> EXERCISE INSTRUCTIONS: Return the lines below that carry the word "Пермский".

Collection entries
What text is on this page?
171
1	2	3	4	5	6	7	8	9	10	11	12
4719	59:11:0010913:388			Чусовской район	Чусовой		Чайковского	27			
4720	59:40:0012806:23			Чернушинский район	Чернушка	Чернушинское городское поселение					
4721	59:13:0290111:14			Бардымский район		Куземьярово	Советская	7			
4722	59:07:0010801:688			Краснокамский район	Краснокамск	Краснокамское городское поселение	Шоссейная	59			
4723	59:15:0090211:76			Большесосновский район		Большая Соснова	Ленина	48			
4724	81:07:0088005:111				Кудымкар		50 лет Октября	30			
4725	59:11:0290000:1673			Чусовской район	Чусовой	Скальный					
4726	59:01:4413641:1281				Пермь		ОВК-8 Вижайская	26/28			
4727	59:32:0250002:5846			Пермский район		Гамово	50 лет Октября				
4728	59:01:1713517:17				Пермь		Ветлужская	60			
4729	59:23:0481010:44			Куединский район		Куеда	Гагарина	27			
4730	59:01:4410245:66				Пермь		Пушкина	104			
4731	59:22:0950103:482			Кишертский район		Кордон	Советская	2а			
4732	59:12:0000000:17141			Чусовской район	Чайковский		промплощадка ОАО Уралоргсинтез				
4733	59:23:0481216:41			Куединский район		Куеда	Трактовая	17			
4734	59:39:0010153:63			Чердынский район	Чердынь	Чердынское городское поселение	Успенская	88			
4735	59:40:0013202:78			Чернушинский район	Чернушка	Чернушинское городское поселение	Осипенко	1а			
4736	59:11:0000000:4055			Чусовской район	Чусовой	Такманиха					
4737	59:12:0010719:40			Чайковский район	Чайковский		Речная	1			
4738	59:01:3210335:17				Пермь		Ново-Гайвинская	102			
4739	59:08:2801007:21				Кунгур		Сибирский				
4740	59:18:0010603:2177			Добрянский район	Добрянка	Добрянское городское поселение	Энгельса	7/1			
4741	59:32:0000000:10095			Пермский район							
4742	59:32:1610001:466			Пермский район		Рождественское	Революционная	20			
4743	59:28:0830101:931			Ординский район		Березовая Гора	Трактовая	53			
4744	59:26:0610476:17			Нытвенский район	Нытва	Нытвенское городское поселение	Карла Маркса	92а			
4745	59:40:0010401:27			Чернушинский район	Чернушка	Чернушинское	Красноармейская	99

> SOLUTION:
4727	59:32:0250002:5846			Пермский район		Гамово	50 лет Октября				
4741	59:32:0000000:10095			Пермский район							
4742	59:32:1610001:466			Пермский район		Рождественское	Революционная	20			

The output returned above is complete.